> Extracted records
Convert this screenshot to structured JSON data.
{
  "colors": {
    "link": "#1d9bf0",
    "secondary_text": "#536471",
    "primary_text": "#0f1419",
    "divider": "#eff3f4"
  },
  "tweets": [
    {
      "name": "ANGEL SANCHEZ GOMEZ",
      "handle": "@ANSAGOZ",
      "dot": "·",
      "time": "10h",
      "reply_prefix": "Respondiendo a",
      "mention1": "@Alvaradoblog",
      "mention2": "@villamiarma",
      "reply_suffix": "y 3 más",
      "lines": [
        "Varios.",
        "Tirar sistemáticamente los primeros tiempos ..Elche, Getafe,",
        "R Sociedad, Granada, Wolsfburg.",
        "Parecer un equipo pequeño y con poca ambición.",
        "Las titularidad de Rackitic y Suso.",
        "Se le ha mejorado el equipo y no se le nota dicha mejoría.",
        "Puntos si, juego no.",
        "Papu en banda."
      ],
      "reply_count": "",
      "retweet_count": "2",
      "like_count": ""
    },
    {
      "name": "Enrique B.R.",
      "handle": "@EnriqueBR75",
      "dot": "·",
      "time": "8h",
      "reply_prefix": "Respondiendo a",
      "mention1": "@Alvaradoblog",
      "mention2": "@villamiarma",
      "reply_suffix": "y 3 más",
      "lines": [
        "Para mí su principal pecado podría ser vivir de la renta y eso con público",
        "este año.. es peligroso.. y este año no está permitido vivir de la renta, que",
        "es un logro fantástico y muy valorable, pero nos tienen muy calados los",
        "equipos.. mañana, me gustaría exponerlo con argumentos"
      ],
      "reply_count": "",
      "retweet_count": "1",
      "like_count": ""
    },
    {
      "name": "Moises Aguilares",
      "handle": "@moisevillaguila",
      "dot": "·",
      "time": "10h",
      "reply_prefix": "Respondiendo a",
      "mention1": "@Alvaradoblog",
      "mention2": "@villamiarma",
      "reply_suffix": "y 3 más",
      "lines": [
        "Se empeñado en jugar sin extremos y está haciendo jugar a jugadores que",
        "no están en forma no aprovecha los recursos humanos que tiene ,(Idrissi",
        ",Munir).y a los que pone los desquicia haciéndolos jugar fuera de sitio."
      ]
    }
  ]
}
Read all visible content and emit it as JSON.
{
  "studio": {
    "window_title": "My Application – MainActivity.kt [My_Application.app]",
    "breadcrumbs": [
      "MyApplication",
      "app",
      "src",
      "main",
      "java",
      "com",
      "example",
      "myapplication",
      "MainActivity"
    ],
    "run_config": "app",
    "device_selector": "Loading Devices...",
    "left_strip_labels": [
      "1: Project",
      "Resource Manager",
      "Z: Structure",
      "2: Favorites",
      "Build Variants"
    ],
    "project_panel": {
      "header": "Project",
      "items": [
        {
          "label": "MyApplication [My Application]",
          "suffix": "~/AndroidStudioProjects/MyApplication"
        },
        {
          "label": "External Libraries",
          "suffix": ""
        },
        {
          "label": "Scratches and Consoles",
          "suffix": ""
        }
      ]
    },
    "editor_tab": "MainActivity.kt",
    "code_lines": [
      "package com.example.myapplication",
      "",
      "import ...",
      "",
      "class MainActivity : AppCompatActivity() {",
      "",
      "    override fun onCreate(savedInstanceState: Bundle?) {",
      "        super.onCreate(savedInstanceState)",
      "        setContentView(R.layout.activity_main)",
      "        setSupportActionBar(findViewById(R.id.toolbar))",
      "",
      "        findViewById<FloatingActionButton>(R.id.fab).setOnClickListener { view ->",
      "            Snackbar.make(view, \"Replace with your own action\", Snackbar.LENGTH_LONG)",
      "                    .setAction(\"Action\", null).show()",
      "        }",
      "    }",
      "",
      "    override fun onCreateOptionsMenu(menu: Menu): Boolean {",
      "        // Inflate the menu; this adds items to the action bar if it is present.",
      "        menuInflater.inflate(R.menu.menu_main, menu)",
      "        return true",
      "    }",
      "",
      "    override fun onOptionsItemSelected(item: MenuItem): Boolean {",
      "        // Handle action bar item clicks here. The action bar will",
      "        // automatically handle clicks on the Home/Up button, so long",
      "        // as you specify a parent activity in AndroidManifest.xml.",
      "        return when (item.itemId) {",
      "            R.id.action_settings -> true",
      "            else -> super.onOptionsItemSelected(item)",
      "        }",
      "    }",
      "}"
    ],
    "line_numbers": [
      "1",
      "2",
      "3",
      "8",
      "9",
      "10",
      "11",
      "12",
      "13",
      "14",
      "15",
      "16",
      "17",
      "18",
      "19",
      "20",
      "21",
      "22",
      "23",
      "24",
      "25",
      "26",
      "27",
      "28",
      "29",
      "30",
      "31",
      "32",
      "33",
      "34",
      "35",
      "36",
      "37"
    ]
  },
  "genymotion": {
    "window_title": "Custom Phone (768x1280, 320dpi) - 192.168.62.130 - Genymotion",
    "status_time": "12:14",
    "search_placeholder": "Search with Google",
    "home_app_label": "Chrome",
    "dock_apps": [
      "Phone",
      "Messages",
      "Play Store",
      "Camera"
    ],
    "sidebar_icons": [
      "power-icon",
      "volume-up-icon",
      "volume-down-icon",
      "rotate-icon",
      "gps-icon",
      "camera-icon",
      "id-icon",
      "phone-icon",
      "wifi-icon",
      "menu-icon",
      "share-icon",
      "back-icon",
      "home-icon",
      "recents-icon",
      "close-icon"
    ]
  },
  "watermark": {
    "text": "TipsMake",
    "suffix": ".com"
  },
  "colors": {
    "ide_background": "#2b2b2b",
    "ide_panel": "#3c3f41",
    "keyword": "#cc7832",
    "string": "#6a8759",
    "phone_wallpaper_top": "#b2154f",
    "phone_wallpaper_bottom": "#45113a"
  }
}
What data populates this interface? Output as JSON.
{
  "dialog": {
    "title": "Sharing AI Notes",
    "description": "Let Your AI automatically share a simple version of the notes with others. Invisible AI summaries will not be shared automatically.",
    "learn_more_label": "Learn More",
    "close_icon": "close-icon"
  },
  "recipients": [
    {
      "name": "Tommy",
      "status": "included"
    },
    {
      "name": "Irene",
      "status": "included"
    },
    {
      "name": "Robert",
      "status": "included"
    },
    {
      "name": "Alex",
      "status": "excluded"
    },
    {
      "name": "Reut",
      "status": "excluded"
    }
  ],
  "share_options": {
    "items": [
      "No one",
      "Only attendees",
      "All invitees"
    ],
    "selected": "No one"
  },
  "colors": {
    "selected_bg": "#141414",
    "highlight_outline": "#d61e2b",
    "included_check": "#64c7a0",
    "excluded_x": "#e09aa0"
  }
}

> Stated task
Return every line from the one holding "What data populates" through the end of the data, exactly as it appears, with both ends kept and nothing else.

> Output for this task
What data populates this interface? Output as JSON.
{
  "dialog": {
    "title": "Sharing AI Notes",
    "description": "Let Your AI automatically share a simple version of the notes with others. Invisible AI summaries will not be shared automatically.",
    "learn_more_label": "Learn More",
    "close_icon": "close-icon"
  },
  "recipients": [
    {
      "name": "Tommy",
      "status": "included"
    },
    {
      "name": "Irene",
      "status": "included"
    },
    {
      "name": "Robert",
      "status": "included"
    },
    {
      "name": "Alex",
      "status": "excluded"
    },
    {
      "name": "Reut",
      "status": "excluded"
    }
  ],
  "share_options": {
    "items": [
      "No one",
      "Only attendees",
      "All invitees"
    ],
    "selected": "No one"
  },
  "colors": {
    "selected_bg": "#141414",
    "highlight_outline": "#d61e2b",
    "included_check": "#64c7a0",
    "excluded_x": "#e09aa0"
  }
}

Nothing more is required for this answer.